* **Written exercise**
Only the number is wanted: how many lines contain the word "Services"?
--- Start of Available records ---
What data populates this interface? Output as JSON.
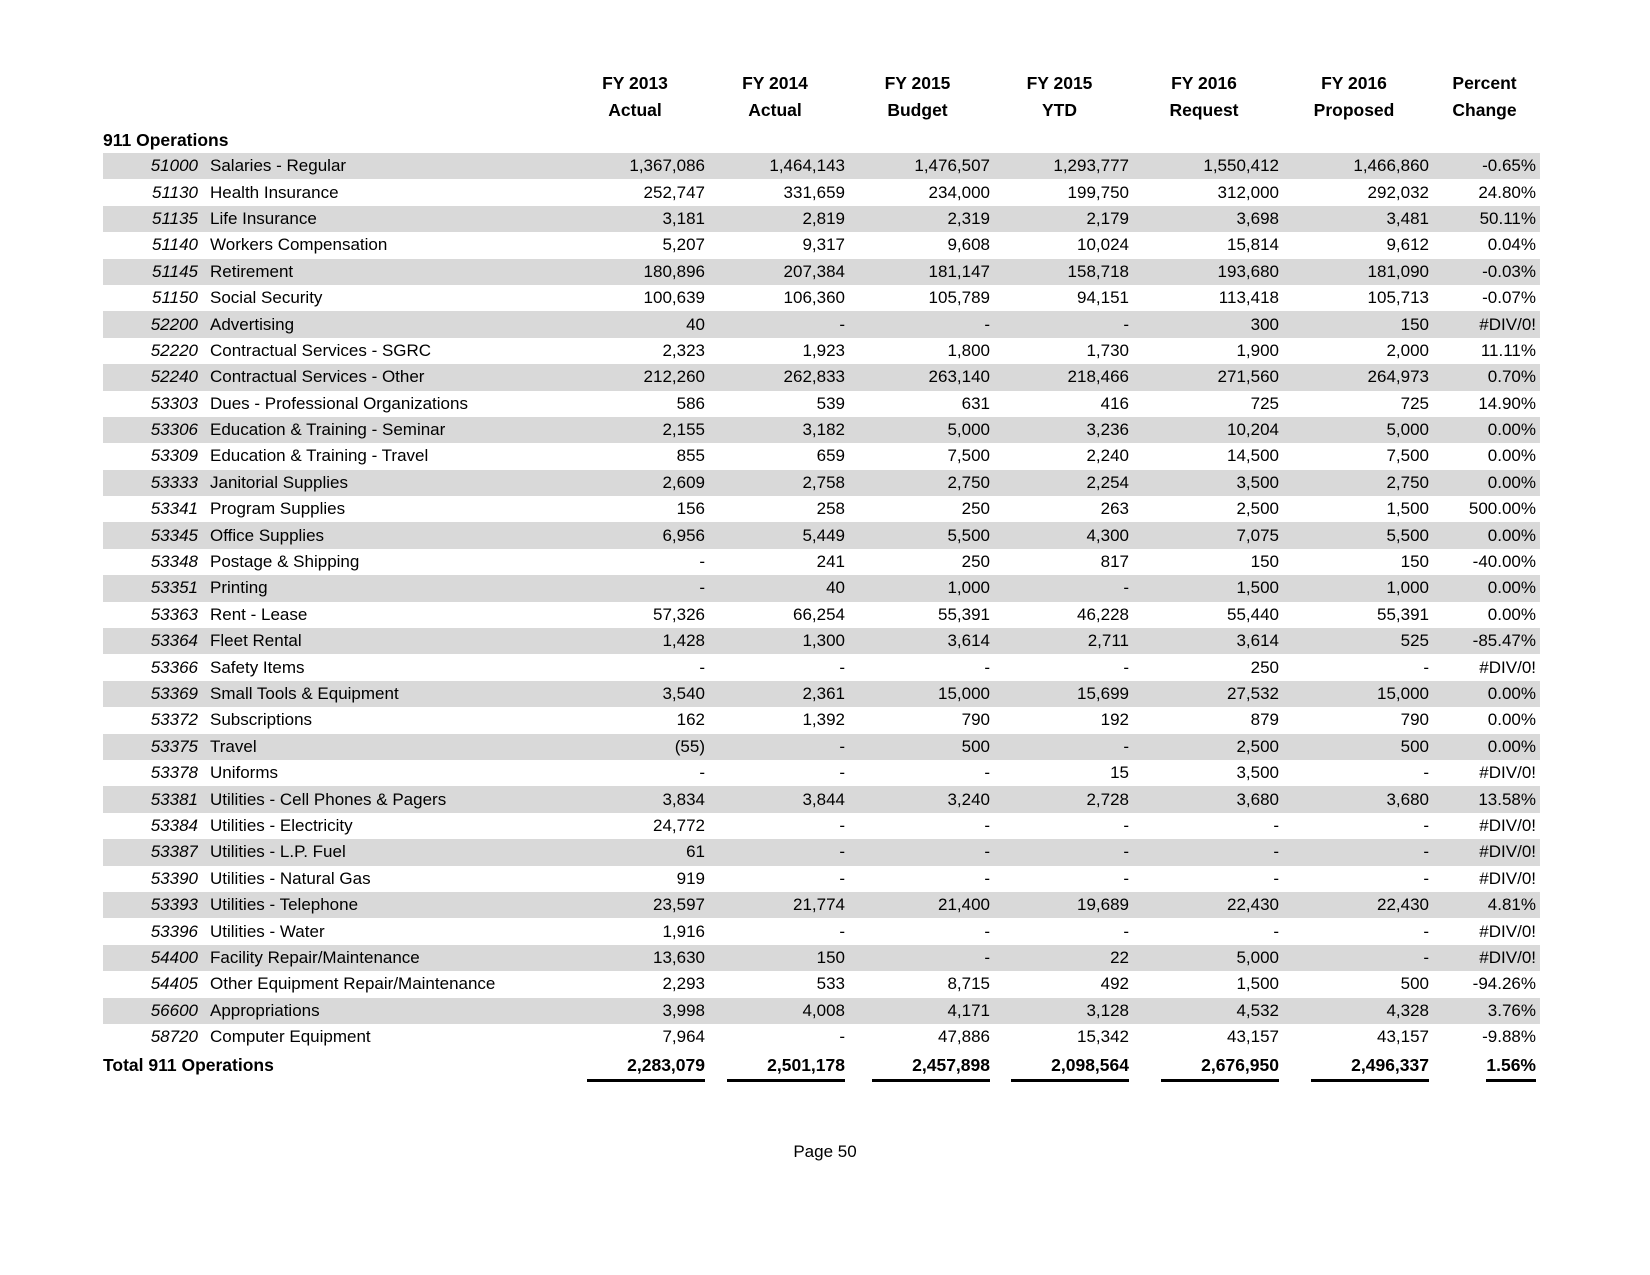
{
  "page": {
    "number_label": "Page 50"
  },
  "colors": {
    "stripe": "#d9d9d9",
    "text": "#000000",
    "background": "#ffffff",
    "total_underline": "#000000"
  },
  "table": {
    "section_title": "911 Operations",
    "total_label": "Total 911 Operations",
    "columns": [
      {
        "line1": "FY 2013",
        "line2": "Actual"
      },
      {
        "line1": "FY 2014",
        "line2": "Actual"
      },
      {
        "line1": "FY 2015",
        "line2": "Budget"
      },
      {
        "line1": "FY 2015",
        "line2": "YTD"
      },
      {
        "line1": "FY 2016",
        "line2": "Request"
      },
      {
        "line1": "FY 2016",
        "line2": "Proposed"
      },
      {
        "line1": "Percent",
        "line2": "Change"
      }
    ],
    "rows": [
      {
        "code": "51000",
        "desc": "Salaries - Regular",
        "values": [
          "1,367,086",
          "1,464,143",
          "1,476,507",
          "1,293,777",
          "1,550,412",
          "1,466,860",
          "-0.65%"
        ]
      },
      {
        "code": "51130",
        "desc": "Health Insurance",
        "values": [
          "252,747",
          "331,659",
          "234,000",
          "199,750",
          "312,000",
          "292,032",
          "24.80%"
        ]
      },
      {
        "code": "51135",
        "desc": "Life Insurance",
        "values": [
          "3,181",
          "2,819",
          "2,319",
          "2,179",
          "3,698",
          "3,481",
          "50.11%"
        ]
      },
      {
        "code": "51140",
        "desc": "Workers Compensation",
        "values": [
          "5,207",
          "9,317",
          "9,608",
          "10,024",
          "15,814",
          "9,612",
          "0.04%"
        ]
      },
      {
        "code": "51145",
        "desc": "Retirement",
        "values": [
          "180,896",
          "207,384",
          "181,147",
          "158,718",
          "193,680",
          "181,090",
          "-0.03%"
        ]
      },
      {
        "code": "51150",
        "desc": "Social Security",
        "values": [
          "100,639",
          "106,360",
          "105,789",
          "94,151",
          "113,418",
          "105,713",
          "-0.07%"
        ]
      },
      {
        "code": "52200",
        "desc": "Advertising",
        "values": [
          "40",
          "-",
          "-",
          "-",
          "300",
          "150",
          "#DIV/0!"
        ]
      },
      {
        "code": "52220",
        "desc": "Contractual Services - SGRC",
        "values": [
          "2,323",
          "1,923",
          "1,800",
          "1,730",
          "1,900",
          "2,000",
          "11.11%"
        ]
      },
      {
        "code": "52240",
        "desc": "Contractual Services - Other",
        "values": [
          "212,260",
          "262,833",
          "263,140",
          "218,466",
          "271,560",
          "264,973",
          "0.70%"
        ]
      },
      {
        "code": "53303",
        "desc": "Dues - Professional Organizations",
        "values": [
          "586",
          "539",
          "631",
          "416",
          "725",
          "725",
          "14.90%"
        ]
      },
      {
        "code": "53306",
        "desc": "Education & Training - Seminar",
        "values": [
          "2,155",
          "3,182",
          "5,000",
          "3,236",
          "10,204",
          "5,000",
          "0.00%"
        ]
      },
      {
        "code": "53309",
        "desc": "Education & Training - Travel",
        "values": [
          "855",
          "659",
          "7,500",
          "2,240",
          "14,500",
          "7,500",
          "0.00%"
        ]
      },
      {
        "code": "53333",
        "desc": "Janitorial Supplies",
        "values": [
          "2,609",
          "2,758",
          "2,750",
          "2,254",
          "3,500",
          "2,750",
          "0.00%"
        ]
      },
      {
        "code": "53341",
        "desc": "Program Supplies",
        "values": [
          "156",
          "258",
          "250",
          "263",
          "2,500",
          "1,500",
          "500.00%"
        ]
      },
      {
        "code": "53345",
        "desc": "Office Supplies",
        "values": [
          "6,956",
          "5,449",
          "5,500",
          "4,300",
          "7,075",
          "5,500",
          "0.00%"
        ]
      },
      {
        "code": "53348",
        "desc": "Postage & Shipping",
        "values": [
          "-",
          "241",
          "250",
          "817",
          "150",
          "150",
          "-40.00%"
        ]
      },
      {
        "code": "53351",
        "desc": "Printing",
        "values": [
          "-",
          "40",
          "1,000",
          "-",
          "1,500",
          "1,000",
          "0.00%"
        ]
      },
      {
        "code": "53363",
        "desc": "Rent - Lease",
        "values": [
          "57,326",
          "66,254",
          "55,391",
          "46,228",
          "55,440",
          "55,391",
          "0.00%"
        ]
      },
      {
        "code": "53364",
        "desc": "Fleet Rental",
        "values": [
          "1,428",
          "1,300",
          "3,614",
          "2,711",
          "3,614",
          "525",
          "-85.47%"
        ]
      },
      {
        "code": "53366",
        "desc": "Safety Items",
        "values": [
          "-",
          "-",
          "-",
          "-",
          "250",
          "-",
          "#DIV/0!"
        ]
      },
      {
        "code": "53369",
        "desc": "Small Tools & Equipment",
        "values": [
          "3,540",
          "2,361",
          "15,000",
          "15,699",
          "27,532",
          "15,000",
          "0.00%"
        ]
      },
      {
        "code": "53372",
        "desc": "Subscriptions",
        "values": [
          "162",
          "1,392",
          "790",
          "192",
          "879",
          "790",
          "0.00%"
        ]
      },
      {
        "code": "53375",
        "desc": "Travel",
        "values": [
          "(55)",
          "-",
          "500",
          "-",
          "2,500",
          "500",
          "0.00%"
        ]
      },
      {
        "code": "53378",
        "desc": "Uniforms",
        "values": [
          "-",
          "-",
          "-",
          "15",
          "3,500",
          "-",
          "#DIV/0!"
        ]
      },
      {
        "code": "53381",
        "desc": "Utilities - Cell Phones & Pagers",
        "values": [
          "3,834",
          "3,844",
          "3,240",
          "2,728",
          "3,680",
          "3,680",
          "13.58%"
        ]
      },
      {
        "code": "53384",
        "desc": "Utilities - Electricity",
        "values": [
          "24,772",
          "-",
          "-",
          "-",
          "-",
          "-",
          "#DIV/0!"
        ]
      },
      {
        "code": "53387",
        "desc": "Utilities - L.P. Fuel",
        "values": [
          "61",
          "-",
          "-",
          "-",
          "-",
          "-",
          "#DIV/0!"
        ]
      },
      {
        "code": "53390",
        "desc": "Utilities - Natural Gas",
        "values": [
          "919",
          "-",
          "-",
          "-",
          "-",
          "-",
          "#DIV/0!"
        ]
      },
      {
        "code": "53393",
        "desc": "Utilities - Telephone",
        "values": [
          "23,597",
          "21,774",
          "21,400",
          "19,689",
          "22,430",
          "22,430",
          "4.81%"
        ]
      },
      {
        "code": "53396",
        "desc": "Utilities - Water",
        "values": [
          "1,916",
          "-",
          "-",
          "-",
          "-",
          "-",
          "#DIV/0!"
        ]
      },
      {
        "code": "54400",
        "desc": "Facility Repair/Maintenance",
        "values": [
          "13,630",
          "150",
          "-",
          "22",
          "5,000",
          "-",
          "#DIV/0!"
        ]
      },
      {
        "code": "54405",
        "desc": "Other Equipment Repair/Maintenance",
        "values": [
          "2,293",
          "533",
          "8,715",
          "492",
          "1,500",
          "500",
          "-94.26%"
        ]
      },
      {
        "code": "56600",
        "desc": "Appropriations",
        "values": [
          "3,998",
          "4,008",
          "4,171",
          "3,128",
          "4,532",
          "4,328",
          "3.76%"
        ]
      },
      {
        "code": "58720",
        "desc": "Computer Equipment",
        "values": [
          "7,964",
          "-",
          "47,886",
          "15,342",
          "43,157",
          "43,157",
          "-9.88%"
        ]
      }
    ],
    "totals": [
      "2,283,079",
      "2,501,178",
      "2,457,898",
      "2,098,564",
      "2,676,950",
      "2,496,337",
      "1.56%"
    ]
  }
}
--- End of Available records ---
* **Task answer**
2